[Element and region data]
** Start **
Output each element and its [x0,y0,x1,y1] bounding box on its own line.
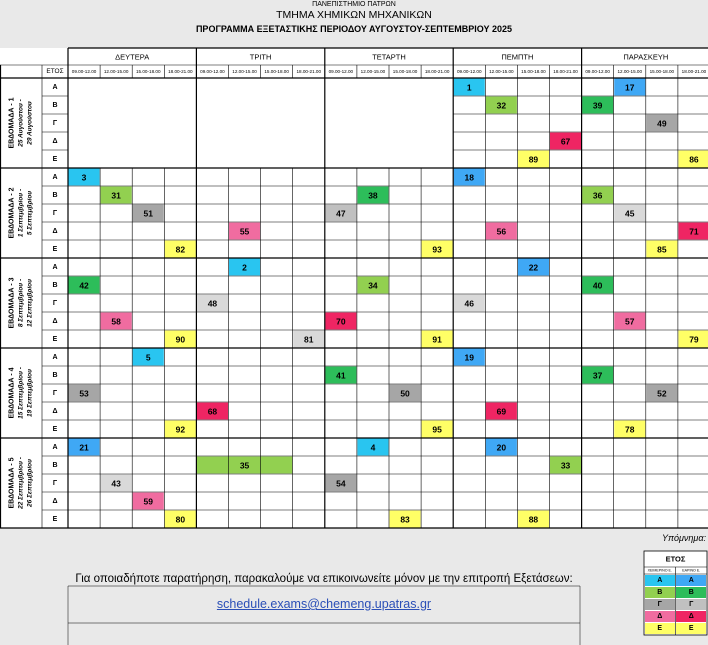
day-header: ΤΕΤΑΡΤΗ [372,52,406,62]
year-letter: Ε [52,426,58,433]
week-label-line: 26 Σεπτεμβρίου [26,459,34,507]
exam-code: 86 [689,154,699,165]
exam-code: 88 [528,514,539,525]
year-letter: Β [52,462,58,469]
exam-code: 54 [336,478,346,489]
week-label [9,97,34,148]
year-letter: Γ [52,300,58,307]
year-letter: Ε [52,516,58,523]
legend-year: Δ [688,613,694,621]
year-letter: Α [52,354,58,361]
legend-year: Β [688,589,694,597]
exam-code: 39 [592,100,603,111]
exam-code: 4 [370,442,376,453]
exam-code: 91 [432,334,442,345]
week-label-line: 8 Σεπτεμβρίου - [17,278,25,328]
exam-code: 50 [400,388,410,399]
year-letter: Ε [52,336,58,343]
exam-code: 52 [657,388,667,399]
year-letter: Γ [52,210,58,217]
week-label-line: 1 Σεπτεμβρίου - [17,188,25,238]
week-label-line: ΕΒΔΟΜΑΔΑ - 1 [8,97,16,149]
year-letter: Δ [52,138,58,145]
year-header: ΕΤΟΣ [46,68,64,75]
slot-header: 15.00-18.00 [649,69,675,74]
year-letter: Β [52,192,58,199]
legend-col1: ΧΕΙΜΕΡΙΝΟ Ε. [647,568,672,573]
exam-code: 36 [592,190,603,201]
exam-code: 22 [528,262,539,273]
week-label-line: 5 Σεπτεμβρίου [26,190,34,236]
week-label-line: 22 Σεπτεμβρίου - [17,457,25,509]
exam-code: 83 [400,514,410,525]
legend-year: Ε [657,625,663,633]
week-label-line: ΕΒΔΟΜΑΔΑ - 5 [8,457,16,509]
exam-code: 82 [175,244,186,255]
year-letter: Β [52,102,58,109]
exam-code: 92 [175,424,186,435]
exam-code: 90 [175,334,186,345]
week-label-line: 25 Αυγούστου - [17,99,25,147]
contact-email-link[interactable]: schedule.exams@chemeng.upatras.gr [216,597,432,611]
year-letter: Δ [52,408,58,415]
slot-header: 18.00-21.00 [424,69,450,74]
year-letter: Γ [52,480,58,487]
exam-code: 58 [111,316,121,327]
exam-code: 45 [625,208,635,219]
exam-code: 78 [625,424,635,435]
year-letter: Γ [52,120,58,127]
exam-code: 38 [368,190,378,201]
year-letter: Δ [52,228,58,235]
exam-code: 80 [175,514,186,525]
exam-code: 56 [496,226,507,237]
slot-header: 18.00-21.00 [296,69,322,74]
slot-header: 12.00-15.00 [232,69,257,74]
exam-code: 43 [111,478,121,489]
slot-header: 18.00-21.00 [681,69,707,74]
slot-header: 09.00-12.00 [71,69,97,74]
exam-code: 1 [466,82,472,93]
exam-code: 95 [432,424,442,435]
slot-header: 15.00-18.00 [392,69,418,74]
exam-code: 51 [143,208,153,219]
year-letter: Α [52,444,58,451]
slot-header: 15.00-18.00 [264,69,289,74]
year-letter: Δ [52,318,58,325]
week-label-line: 19 Σεπτεμβρίου [26,369,34,417]
week-label [9,277,34,328]
exam-code: 79 [689,334,699,345]
exam-code: 2 [242,262,247,273]
year-letter: Ε [52,156,58,163]
week-label-line: ΕΒΔΟΜΑΔΑ - 3 [8,277,16,329]
exam-code: 70 [336,316,346,327]
exam-code: 21 [79,442,89,453]
exam-code: 85 [657,244,667,255]
exam-code: 59 [143,496,153,507]
week-label-line: ΕΒΔΟΜΑΔΑ - 2 [8,187,16,239]
year-letter: Β [52,372,58,379]
exam-code: 34 [368,280,378,291]
exam-code: 49 [657,118,667,129]
slot-header: 09.00-12.00 [200,69,225,74]
exam-code: 5 [145,352,151,363]
legend-title: Υπόμνημα: [661,533,706,543]
day-header: ΤΡΙΤΗ [249,52,272,62]
week-label-line: 29 Αυγούστου [26,101,34,145]
week-label [9,187,34,238]
year-letter: Δ [52,498,58,505]
slot-header: 09.00-12.00 [456,69,482,74]
university-name: ΠΑΝΕΠΙΣΤΗΜΙΟ ΠΑΤΡΩΝ [312,1,396,8]
slot-header: 12.00-15.00 [360,69,386,74]
exam-code: 37 [592,370,603,381]
exam-code: 89 [528,154,539,165]
exam-code: 57 [625,316,635,327]
legend-year: Δ [657,613,663,621]
year-letter: Α [52,84,58,91]
exam-code: 19 [464,352,474,363]
legend-year: Ε [688,625,694,633]
legend-header: ΕΤΟΣ [665,554,686,564]
exam-code: 46 [464,298,474,309]
exam-code: 69 [496,406,507,417]
exam-code: 68 [207,406,218,417]
exam-code: 32 [496,100,507,111]
day-header: ΠΕΜΠΤΗ [501,52,534,62]
legend-year: Α [688,577,694,585]
exam-code: 55 [239,226,250,237]
exam-code: 41 [336,370,346,381]
exam-code: 35 [239,460,250,471]
contact-note: Για οποιαδήποτε παρατήρηση, παρακαλούμε να επικοινωνείτε μόνον με την επιτροπή Εξετάσεων: [75,573,573,585]
slot-header: 09.00-12.00 [328,69,354,74]
legend-year: Γ [689,601,694,609]
legend-col2: ΕΑΡΙΝΟ Ε. [682,568,701,573]
legend-year: Α [657,577,663,585]
year-letter: Α [52,174,58,181]
exam-code: 33 [560,460,571,471]
exam-code: 48 [207,298,218,309]
exam-code: 67 [560,136,571,147]
slot-header: 12.00-15.00 [103,69,129,74]
day-header: ΠΑΡΑΣΚΕΥΗ [623,52,669,62]
exam-code: 42 [79,280,89,291]
exam-code: 31 [111,190,121,201]
week-label [9,367,34,419]
department-name: ΤΜΗΜΑ ΧΗΜΙΚΩΝ ΜΗΧΑΝΙΚΩΝ [276,9,432,21]
exam-code: 40 [592,280,603,291]
exam-code: 81 [304,334,314,345]
slot-header: 18.00-21.00 [553,69,578,74]
slot-header: 12.00-15.00 [617,69,643,74]
week-label-line: 12 Σεπτεμβρίου [26,279,34,327]
week-label-line: 15 Σεπτεμβρίου - [17,367,25,419]
exam-code: 93 [432,244,442,255]
legend-year: Β [657,589,663,597]
exam-code: 53 [79,388,89,399]
legend-year: Γ [657,601,662,609]
week-label [9,457,34,510]
slot-header: 15.00-18.00 [135,69,161,74]
week-label-line: ΕΒΔΟΜΑΔΑ - 4 [8,367,16,419]
exam-code: 20 [496,442,507,453]
page-title: ΠΡΟΓΡΑΜΜΑ ΕΞΕΤΑΣΤΙΚΗΣ ΠΕΡΙΟΔΟΥ ΑΥΓΟΥΣΤΟΥ-ΣΕΠΤΕΜΒΡΙΟΥ 2025 [195,24,513,34]
exam-code: 18 [464,172,474,183]
day-header: ΔΕΥΤΕΡΑ [115,52,150,62]
slot-header: 15.00-18.00 [521,69,546,74]
exam-code: 47 [336,208,346,219]
year-letter: Γ [52,390,58,397]
slot-header: 12.00-15.00 [489,69,514,74]
slot-header: 18.00-21.00 [168,69,193,74]
exam-code: 71 [689,226,699,237]
year-letter: Ε [52,246,58,253]
exam-code: 17 [625,82,635,93]
year-letter: Β [52,282,58,289]
year-letter: Α [52,264,58,271]
exam-code: 3 [81,172,87,183]
slot-header: 09.00-12.00 [585,69,610,74]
** End **
- **YOUR TASK**:
Quote every line of the records above, word for word, leaving out the pictures.

- **RESULT**:
Output each element and its [x0,y0,x1,y1] bounding box on its own line.
day-header: ΤΕΤΑΡΤΗ [372,52,406,62]
year-letter: Ε [52,426,58,433]
week-label-line: 26 Σεπτεμβρίου [26,459,34,507]
exam-code: 86 [689,154,699,165]
exam-code: 88 [528,514,539,525]
year-letter: Β [52,462,58,469]
exam-code: 54 [336,478,346,489]
week-label [9,97,34,148]
year-letter: Γ [52,300,58,307]
year-letter: Ε [52,516,58,523]
legend-year: Δ [688,613,694,621]
year-letter: Α [52,354,58,361]
legend-year: Β [688,589,694,597]
exam-code: 39 [592,100,603,111]
exam-code: 4 [370,442,376,453]
exam-code: 91 [432,334,442,345]
week-label-line: 8 Σεπτεμβρίου - [17,278,25,328]
exam-code: 50 [400,388,410,399]
year-letter: Ε [52,336,58,343]
exam-code: 52 [657,388,667,399]
year-letter: Γ [52,210,58,217]
week-label-line: 1 Σεπτεμβρίου - [17,188,25,238]
week-label-line: ΕΒΔΟΜΑΔΑ - 1 [8,97,16,149]
year-letter: Δ [52,138,58,145]
year-header: ΕΤΟΣ [46,68,64,75]
slot-header: 15.00-18.00 [649,69,675,74]
year-letter: Β [52,192,58,199]
legend-col1: ΧΕΙΜΕΡΙΝΟ Ε. [647,568,672,573]
exam-code: 36 [592,190,603,201]
exam-code: 22 [528,262,539,273]
week-label-line: 5 Σεπτεμβρίου [26,190,34,236]
week-label-line: 22 Σεπτεμβρίου - [17,457,25,509]
exam-code: 83 [400,514,410,525]
legend-year: Ε [657,625,663,633]
week-label-line: ΕΒΔΟΜΑΔΑ - 5 [8,457,16,509]
exam-code: 82 [175,244,186,255]
year-letter: Β [52,102,58,109]
exam-code: 92 [175,424,186,435]
exam-code: 90 [175,334,186,345]
week-label-line: 25 Αυγούστου - [17,99,25,147]
contact-email-link[interactable]: schedule.exams@chemeng.upatras.gr [216,597,432,611]
year-letter: Δ [52,408,58,415]
slot-header: 18.00-21.00 [424,69,450,74]
year-letter: Γ [52,480,58,487]
exam-code: 58 [111,316,121,327]
exam-code: 45 [625,208,635,219]
exam-code: 78 [625,424,635,435]
year-letter: Γ [52,120,58,127]
exam-code: 38 [368,190,378,201]
year-letter: Δ [52,228,58,235]
exam-code: 80 [175,514,186,525]
exam-code: 56 [496,226,507,237]
slot-header: 18.00-21.00 [296,69,322,74]
slot-header: 12.00-15.00 [232,69,257,74]
exam-code: 43 [111,478,121,489]
slot-header: 18.00-21.00 [681,69,707,74]
slot-header: 09.00-12.00 [71,69,97,74]
exam-code: 1 [466,82,472,93]
exam-code: 95 [432,424,442,435]
slot-header: 15.00-18.00 [392,69,418,74]
exam-code: 51 [143,208,153,219]
year-letter: Α [52,444,58,451]
slot-header: 15.00-18.00 [264,69,289,74]
year-letter: Δ [52,318,58,325]
week-label-line: 19 Σεπτεμβρίου [26,369,34,417]
week-label [9,277,34,328]
exam-code: 79 [689,334,699,345]
exam-code: 2 [242,262,247,273]
year-letter: Ε [52,156,58,163]
week-label-line: ΕΒΔΟΜΑΔΑ - 3 [8,277,16,329]
exam-code: 70 [336,316,346,327]
exam-code: 21 [79,442,89,453]
exam-code: 85 [657,244,667,255]
exam-code: 59 [143,496,153,507]
week-label-line: ΕΒΔΟΜΑΔΑ - 2 [8,187,16,239]
year-letter: Β [52,372,58,379]
exam-code: 34 [368,280,378,291]
exam-code: 49 [657,118,667,129]
slot-header: 09.00-12.00 [200,69,225,74]
exam-code: 5 [145,352,151,363]
legend-title: Υπόμνημα: [661,533,706,543]
day-header: ΤΡΙΤΗ [249,52,272,62]
week-label-line: 29 Αυγούστου [26,101,34,145]
week-label [9,187,34,238]
year-letter: Δ [52,498,58,505]
slot-header: 09.00-12.00 [456,69,482,74]
university-name: ΠΑΝΕΠΙΣΤΗΜΙΟ ΠΑΤΡΩΝ [312,1,396,8]
slot-header: 12.00-15.00 [360,69,386,74]
exam-code: 37 [592,370,603,381]
exam-code: 89 [528,154,539,165]
exam-code: 57 [625,316,635,327]
legend-year: Δ [657,613,663,621]
year-letter: Α [52,84,58,91]
exam-code: 19 [464,352,474,363]
legend-year: Ε [688,625,694,633]
legend-header: ΕΤΟΣ [665,554,686,564]
exam-code: 46 [464,298,474,309]
exam-code: 69 [496,406,507,417]
exam-code: 68 [207,406,218,417]
exam-code: 32 [496,100,507,111]
day-header: ΠΕΜΠΤΗ [501,52,534,62]
legend-year: Α [688,577,694,585]
exam-code: 55 [239,226,250,237]
exam-code: 41 [336,370,346,381]
exam-code: 35 [239,460,250,471]
contact-note: Για οποιαδήποτε παρατήρηση, παρακαλούμε να επικοινωνείτε μόνον με την επιτροπή Εξετάσεων: [75,573,573,585]
slot-header: 09.00-12.00 [328,69,354,74]
legend-year: Γ [689,601,694,609]
legend-col2: ΕΑΡΙΝΟ Ε. [682,568,701,573]
legend-year: Α [657,577,663,585]
year-letter: Α [52,174,58,181]
exam-code: 33 [560,460,571,471]
exam-code: 48 [207,298,218,309]
exam-code: 67 [560,136,571,147]
slot-header: 12.00-15.00 [103,69,129,74]
day-header: ΠΑΡΑΣΚΕΥΗ [623,52,669,62]
exam-code: 42 [79,280,89,291]
exam-code: 31 [111,190,121,201]
week-label [9,367,34,419]
department-name: ΤΜΗΜΑ ΧΗΜΙΚΩΝ ΜΗΧΑΝΙΚΩΝ [276,9,432,21]
exam-code: 40 [592,280,603,291]
exam-code: 81 [304,334,314,345]
slot-header: 18.00-21.00 [553,69,578,74]
slot-header: 12.00-15.00 [617,69,643,74]
week-label-line: 12 Σεπτεμβρίου [26,279,34,327]
week-label-line: 15 Σεπτεμβρίου - [17,367,25,419]
exam-code: 93 [432,244,442,255]
legend-year: Β [657,589,663,597]
exam-code: 53 [79,388,89,399]
legend-year: Γ [657,601,662,609]
week-label [9,457,34,510]
slot-header: 15.00-18.00 [135,69,161,74]
week-label-line: ΕΒΔΟΜΑΔΑ - 4 [8,367,16,419]
exam-code: 20 [496,442,507,453]
page-title: ΠΡΟΓΡΑΜΜΑ ΕΞΕΤΑΣΤΙΚΗΣ ΠΕΡΙΟΔΟΥ ΑΥΓΟΥΣΤΟΥ-ΣΕΠΤΕΜΒΡΙΟΥ 2025 [195,24,513,34]
exam-code: 18 [464,172,474,183]
day-header: ΔΕΥΤΕΡΑ [115,52,150,62]
slot-header: 15.00-18.00 [521,69,546,74]
exam-code: 47 [336,208,346,219]
year-letter: Γ [52,390,58,397]
slot-header: 12.00-15.00 [489,69,514,74]
slot-header: 18.00-21.00 [168,69,193,74]
exam-code: 71 [689,226,699,237]
year-letter: Ε [52,246,58,253]
exam-code: 17 [625,82,635,93]
year-letter: Β [52,282,58,289]
year-letter: Α [52,264,58,271]
exam-code: 3 [81,172,87,183]
slot-header: 09.00-12.00 [585,69,610,74]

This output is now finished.